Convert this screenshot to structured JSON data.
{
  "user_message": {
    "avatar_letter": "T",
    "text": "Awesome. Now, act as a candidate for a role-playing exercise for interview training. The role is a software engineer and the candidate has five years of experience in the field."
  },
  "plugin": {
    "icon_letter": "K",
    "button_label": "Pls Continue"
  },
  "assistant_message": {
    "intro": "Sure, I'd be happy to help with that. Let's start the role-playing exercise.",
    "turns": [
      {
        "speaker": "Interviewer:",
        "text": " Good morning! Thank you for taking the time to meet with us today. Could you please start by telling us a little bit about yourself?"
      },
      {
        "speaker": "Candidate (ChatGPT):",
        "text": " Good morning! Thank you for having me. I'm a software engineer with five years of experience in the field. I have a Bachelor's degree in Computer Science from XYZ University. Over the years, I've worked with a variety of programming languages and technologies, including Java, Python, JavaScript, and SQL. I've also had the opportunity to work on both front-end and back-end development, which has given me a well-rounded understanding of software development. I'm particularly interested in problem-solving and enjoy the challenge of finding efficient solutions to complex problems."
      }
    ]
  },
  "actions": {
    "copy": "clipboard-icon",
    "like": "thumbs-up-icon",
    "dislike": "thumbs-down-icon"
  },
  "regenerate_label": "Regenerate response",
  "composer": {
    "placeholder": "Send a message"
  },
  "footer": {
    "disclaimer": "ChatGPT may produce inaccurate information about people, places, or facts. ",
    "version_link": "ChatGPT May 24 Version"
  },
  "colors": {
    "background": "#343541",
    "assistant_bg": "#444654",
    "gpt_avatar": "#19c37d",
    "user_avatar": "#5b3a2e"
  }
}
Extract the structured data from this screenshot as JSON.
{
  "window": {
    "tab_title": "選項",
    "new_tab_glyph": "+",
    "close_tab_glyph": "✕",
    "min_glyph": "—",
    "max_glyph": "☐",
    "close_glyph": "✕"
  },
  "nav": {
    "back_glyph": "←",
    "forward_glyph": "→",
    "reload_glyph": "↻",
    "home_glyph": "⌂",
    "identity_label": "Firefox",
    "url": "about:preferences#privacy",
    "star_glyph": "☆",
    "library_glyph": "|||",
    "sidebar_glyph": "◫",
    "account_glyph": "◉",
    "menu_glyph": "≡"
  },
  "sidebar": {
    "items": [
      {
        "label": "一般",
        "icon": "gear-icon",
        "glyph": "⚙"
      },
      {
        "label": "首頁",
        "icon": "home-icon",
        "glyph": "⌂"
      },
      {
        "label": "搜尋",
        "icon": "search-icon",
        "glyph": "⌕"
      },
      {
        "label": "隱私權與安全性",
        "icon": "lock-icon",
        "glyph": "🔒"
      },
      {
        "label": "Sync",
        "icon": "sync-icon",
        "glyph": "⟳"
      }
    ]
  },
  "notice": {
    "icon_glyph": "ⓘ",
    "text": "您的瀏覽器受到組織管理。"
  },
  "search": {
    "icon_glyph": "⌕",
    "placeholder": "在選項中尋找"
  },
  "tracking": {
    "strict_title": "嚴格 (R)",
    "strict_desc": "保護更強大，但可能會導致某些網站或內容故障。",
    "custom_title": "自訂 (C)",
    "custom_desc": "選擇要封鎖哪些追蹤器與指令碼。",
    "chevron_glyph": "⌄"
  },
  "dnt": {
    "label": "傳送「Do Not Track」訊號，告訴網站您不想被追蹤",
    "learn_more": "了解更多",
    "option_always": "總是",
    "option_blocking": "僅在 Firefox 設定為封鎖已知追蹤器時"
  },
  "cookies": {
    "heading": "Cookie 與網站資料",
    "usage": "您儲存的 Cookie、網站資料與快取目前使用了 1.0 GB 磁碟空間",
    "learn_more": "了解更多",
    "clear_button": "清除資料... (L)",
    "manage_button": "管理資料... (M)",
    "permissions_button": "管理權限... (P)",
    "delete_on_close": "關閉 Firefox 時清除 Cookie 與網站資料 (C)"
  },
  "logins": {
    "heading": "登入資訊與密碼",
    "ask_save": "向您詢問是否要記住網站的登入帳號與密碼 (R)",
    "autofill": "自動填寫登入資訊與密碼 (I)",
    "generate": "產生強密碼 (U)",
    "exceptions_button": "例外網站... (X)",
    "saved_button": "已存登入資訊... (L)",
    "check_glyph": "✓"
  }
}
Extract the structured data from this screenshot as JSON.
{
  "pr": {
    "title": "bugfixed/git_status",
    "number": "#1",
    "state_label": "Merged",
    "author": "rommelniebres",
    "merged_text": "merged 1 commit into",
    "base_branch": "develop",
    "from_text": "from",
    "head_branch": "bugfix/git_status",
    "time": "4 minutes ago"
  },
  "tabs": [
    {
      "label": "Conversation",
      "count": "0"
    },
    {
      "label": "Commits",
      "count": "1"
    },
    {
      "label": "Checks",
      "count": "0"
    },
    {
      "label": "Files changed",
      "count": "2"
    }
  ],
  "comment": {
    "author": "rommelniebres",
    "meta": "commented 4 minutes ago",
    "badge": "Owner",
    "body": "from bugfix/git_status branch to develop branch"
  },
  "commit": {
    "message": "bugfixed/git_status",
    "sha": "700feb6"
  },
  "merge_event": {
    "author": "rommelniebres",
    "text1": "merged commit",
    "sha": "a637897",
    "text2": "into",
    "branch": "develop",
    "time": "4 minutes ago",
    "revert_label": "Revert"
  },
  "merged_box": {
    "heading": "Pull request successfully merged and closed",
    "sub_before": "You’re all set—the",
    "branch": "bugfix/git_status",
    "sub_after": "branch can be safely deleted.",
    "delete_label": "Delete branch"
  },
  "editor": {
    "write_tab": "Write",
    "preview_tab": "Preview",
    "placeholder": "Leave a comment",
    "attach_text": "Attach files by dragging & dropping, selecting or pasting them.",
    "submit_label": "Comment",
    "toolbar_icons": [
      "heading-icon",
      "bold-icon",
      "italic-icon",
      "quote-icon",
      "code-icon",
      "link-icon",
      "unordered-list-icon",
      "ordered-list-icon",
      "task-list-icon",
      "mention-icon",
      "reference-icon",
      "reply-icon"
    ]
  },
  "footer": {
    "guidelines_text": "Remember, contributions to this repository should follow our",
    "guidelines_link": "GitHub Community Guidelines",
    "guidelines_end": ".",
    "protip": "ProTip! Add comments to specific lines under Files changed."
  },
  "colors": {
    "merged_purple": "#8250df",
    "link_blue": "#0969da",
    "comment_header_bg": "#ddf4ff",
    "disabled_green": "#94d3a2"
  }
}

▶ [Written task] Each line that has the word "placeholder" should be copied.

▶ [Complete output]
    "placeholder": "Send a message"
    "placeholder": "在選項中尋找"
    "placeholder": "Leave a comment",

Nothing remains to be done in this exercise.